§ **Tasks to perform**
A. Do these statements agree with the EDA guide below? Answer yes or no for each and quote the words of the guide that decide it. (i) A column whose unique values exceed 50% of rows is likely an identifier and should be excluded. (ii) Missing data below 1% counts as significant and calls for investigating its pattern. (iii) The target variable should be analyzed after every other column has been checked.
B. Which analyses does the EDA guide below list in its table of available analyses? Name every one.
C. According to the EDA guide below, why should columns with very high cardinality be excluded? Answer in one to three sentences.

━━ Selected extract

Exploratory Data Analysis (EDA)
Analyze tabular datasets to understand distributions, data quality, and patterns.
When to Use
- •Understanding a new dataset before modeling
- •Checking data quality (missing values, outliers, duplicates)
- •Analyzing target variable distribution
- •Identifying class imbalance
- •Generating summary statistics
Analysis Process
- •Connect to data - Verify access and inspect schema
- •Analyze target variable first - Understand class balance
- •Check each column - Distribution, missing data, cardinality
- •Document findings - Save reports for reproducibility
Available Analyses
| Analysis | Description |
|---|---|
| Column Distribution | Value counts, percentages, cardinality assessment |
| Missing Data | Null counts, patterns (MCAR/MAR/MNAR) |
| Class Balance | Imbalance detection for classification targets |
| Summary Stats | Count, unique, nulls per column |
Column Distribution Analysis
For detailed analysis methodology and output format:
Quick Reference
Cardinality Levels:
| Level | Criteria | Action |
|---|---|---|
| Low | ≤10 unique | Good for categorical encoding |
| Medium | 11-100 or <1% of rows | May need encoding strategy |
| High | >100 and <50% of rows | Consider grouping/binning |
| Very High | >50% of rows | Likely identifier, exclude |
Missing Data Thresholds:
| Percentage | Assessment |
|---|---|
| 0% | No missing data |
| <1% | Minimal - safe to drop or impute |
| 1-5% | Some - consider imputation strategy |
| >5% | Significant - investigate pattern |
Class Imbalance:
- •
80% in top class: Imbalance detected
- •
95% in top class: Extreme imbalance
Output Format
markdown
# Column Distribution: {column_name}
- **source**: path/to/data
- **column**: column_name
## Summary
- Total rows: N
- Null/missing: N (X%)
- Unique values: N
- Cardinality: Low|Medium|High|Very High
## Distribution
| Value | Count | Percentage | Cumulative |
|-------|-------|------------|------------|
## Observations
- Auto-generated insights
Best Practices
- •Start with schema inspection before deep analysis
- •Check target variable first for classification tasks
- •Missing data may not be random - investigate patterns
- •Save reports for reproducibility

━━━━
━━ Entries shown

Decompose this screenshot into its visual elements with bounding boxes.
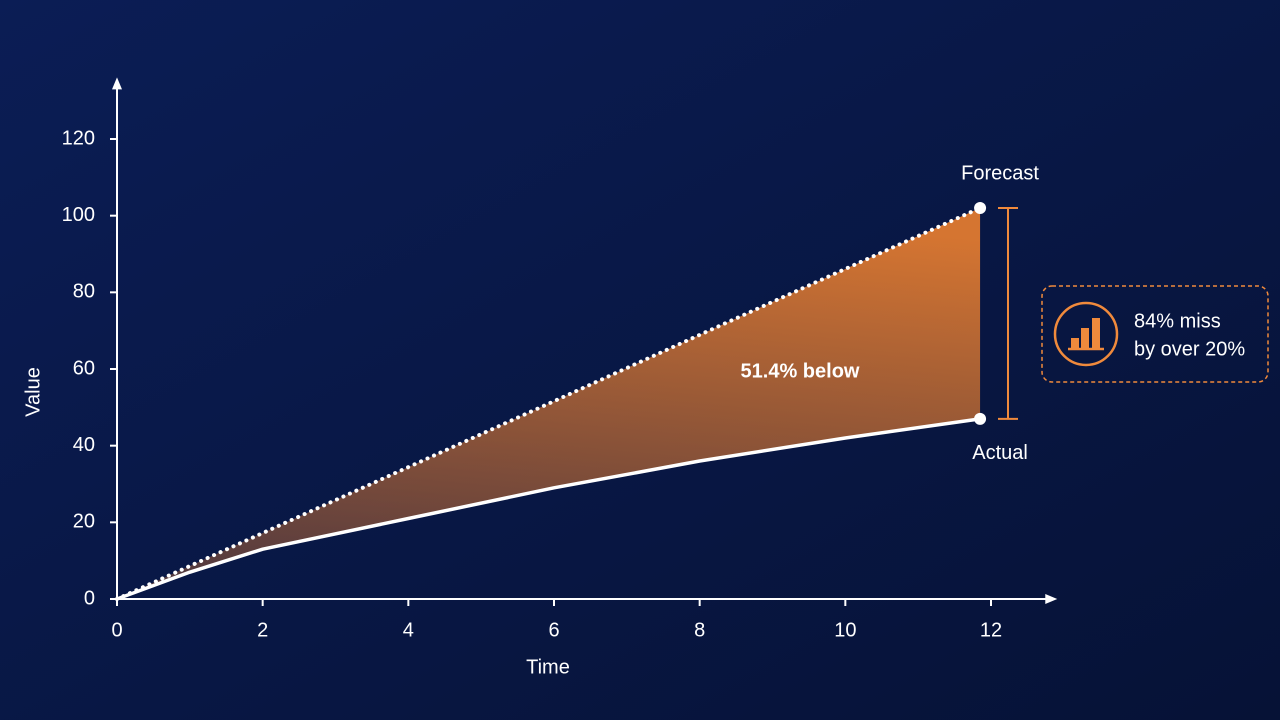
y-tick-label: 20 — [73, 511, 95, 533]
callout-icon-bar — [1071, 338, 1079, 349]
gap-label: 51.4% below — [741, 360, 860, 382]
y-tick-label: 120 — [62, 127, 95, 149]
x-tick-label: 0 — [111, 619, 122, 641]
x-axis-label: Time — [526, 656, 570, 678]
series-label: Actual — [972, 442, 1028, 464]
series-label: Forecast — [961, 162, 1039, 184]
callout-icon-ring — [1053, 301, 1119, 367]
end-point — [974, 202, 987, 214]
y-tick-label: 60 — [73, 357, 95, 379]
x-tick-label: 4 — [403, 619, 414, 641]
x-axis-arrow — [1045, 594, 1058, 604]
y-tick-label: 0 — [84, 587, 95, 609]
y-axis-arrow — [112, 77, 122, 90]
series-line — [115, 206, 983, 601]
y-axis-label: Value — [22, 367, 44, 417]
callout-text: 84% miss — [1134, 310, 1221, 332]
callout-text: by over 20% — [1134, 338, 1245, 360]
y-tick-label: 40 — [73, 434, 95, 456]
x-tick-label: 10 — [834, 619, 856, 641]
gap-bracket — [998, 207, 1018, 420]
x-tick-label: 12 — [980, 619, 1002, 641]
callout-icon-bar — [1081, 328, 1089, 349]
y-tick-label: 80 — [73, 281, 95, 303]
x-tick-label: 6 — [548, 619, 559, 641]
x-tick-label: 2 — [257, 619, 268, 641]
y-tick-label: 100 — [62, 204, 95, 226]
x-tick-label: 8 — [694, 619, 705, 641]
plot: 0 2 4 6 8 10 12020406080100120TimeValueForecas… — [22, 77, 1269, 678]
callout-icon-bar — [1092, 318, 1100, 349]
series-line — [115, 417, 982, 601]
end-point — [974, 412, 987, 425]
callout-box — [1041, 285, 1269, 383]
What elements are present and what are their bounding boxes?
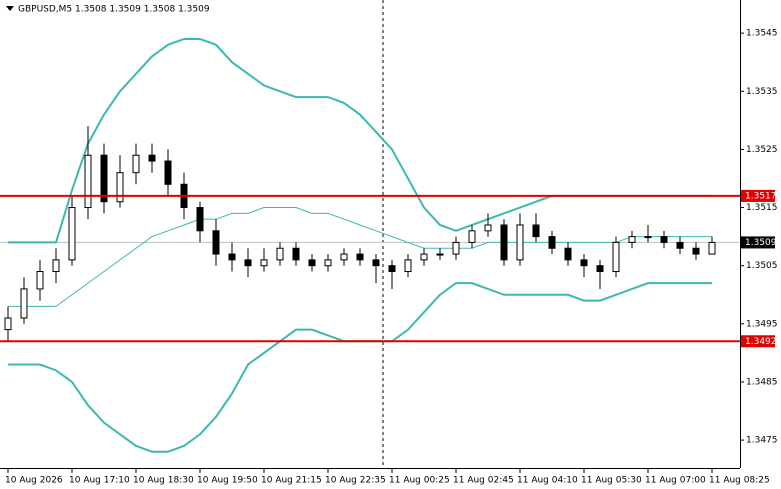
candle-body (564, 247, 572, 261)
y-tick-label: 1.3545 (746, 29, 778, 39)
candle-body (676, 241, 684, 249)
candle-body (84, 154, 92, 209)
candle-body (196, 207, 204, 232)
candle-body (324, 259, 332, 267)
candle-body (100, 154, 108, 203)
candle-body (580, 259, 588, 267)
x-tick-label: 11 Aug 08:25 (709, 476, 770, 486)
candle-body (36, 270, 44, 290)
candle-body (68, 207, 76, 261)
candle-body (372, 259, 380, 267)
candle-body (212, 230, 220, 255)
candle-body (52, 259, 60, 272)
candle-body (404, 259, 412, 272)
y-tick-label: 1.3515 (746, 203, 778, 213)
candle-body (708, 241, 716, 255)
level-label-box (741, 335, 775, 348)
x-tick-label: 11 Aug 00:25 (389, 476, 450, 486)
x-tick-label: 11 Aug 04:10 (517, 476, 578, 486)
candle-body (628, 236, 636, 243)
y-tick-label: 1.3535 (746, 87, 778, 97)
candle-body (500, 224, 508, 261)
x-tick-label: 10 Aug 17:10 (69, 476, 130, 486)
x-tick-label: 11 Aug 07:00 (645, 476, 706, 486)
candle-body (644, 236, 652, 239)
candle-body (692, 247, 700, 255)
x-tick-label: 11 Aug 02:45 (453, 476, 514, 486)
y-tick-label: 1.3485 (746, 377, 778, 387)
x-tick-label: 10 Aug 2026 (5, 476, 63, 486)
candle-body (356, 253, 364, 261)
x-tick-label: 11 Aug 05:30 (581, 476, 642, 486)
level-label-box (741, 189, 775, 202)
candle-body (612, 241, 620, 272)
candle-body (20, 288, 28, 319)
candle-body (340, 253, 348, 261)
candle-body (260, 259, 268, 267)
menu-arrow[interactable] (6, 6, 14, 11)
candle-body (132, 154, 140, 174)
candle-body (436, 253, 444, 256)
candle-body (244, 259, 252, 267)
candle-body (148, 154, 156, 162)
candle-body (420, 253, 428, 261)
x-tick-label: 10 Aug 19:50 (197, 476, 258, 486)
candle-body (596, 265, 604, 272)
level-label: 1.3517 (745, 191, 777, 201)
candle-body (292, 247, 300, 261)
candle-body (468, 230, 476, 243)
y-tick-label: 1.3475 (746, 436, 778, 446)
x-tick-label: 10 Aug 21:15 (261, 476, 322, 486)
candle-body (276, 247, 284, 261)
candle-body (484, 224, 492, 232)
y-tick-label: 1.3505 (746, 261, 778, 271)
y-tick-label: 1.3525 (746, 145, 778, 155)
candle-body (4, 317, 12, 331)
candle-body (452, 241, 460, 255)
last-price-box (741, 236, 775, 249)
candle-body (228, 253, 236, 261)
last-price-label: 1.3509 (745, 238, 777, 248)
candle-body (532, 224, 540, 238)
y-tick-label: 1.3495 (746, 319, 778, 329)
candle-body (308, 259, 316, 267)
candle-body (388, 265, 396, 272)
candle-body (516, 224, 524, 261)
candle-body (660, 236, 668, 243)
bollinger-band (8, 207, 712, 307)
plot-area (0, 37, 740, 453)
x-tick-label: 10 Aug 22:35 (325, 476, 386, 486)
candle-body (116, 172, 124, 203)
candle-body (164, 160, 172, 185)
level-label: 1.3492 (745, 337, 777, 347)
x-tick-label: 10 Aug 18:30 (133, 476, 194, 486)
candle-body (548, 236, 556, 249)
chart-title: GBPUSD,M5 1.3508 1.3509 1.3508 1.3509 (18, 5, 210, 15)
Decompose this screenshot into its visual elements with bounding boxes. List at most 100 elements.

━━━━

§ **In response**
A.
(i) Yes: "Likely identifier, exclude"
(ii) No: "Minimal - safe to drop or impute"
(iii) No: "Analyze target variable first - Understand class balance"

B. Column Distribution, Missing Data, Class Balance, Summary Stats

C. A column whose unique values exceed 50% of rows is likely an identifier. For that reason, the guide's action for the Very High cardinality level is to exclude it.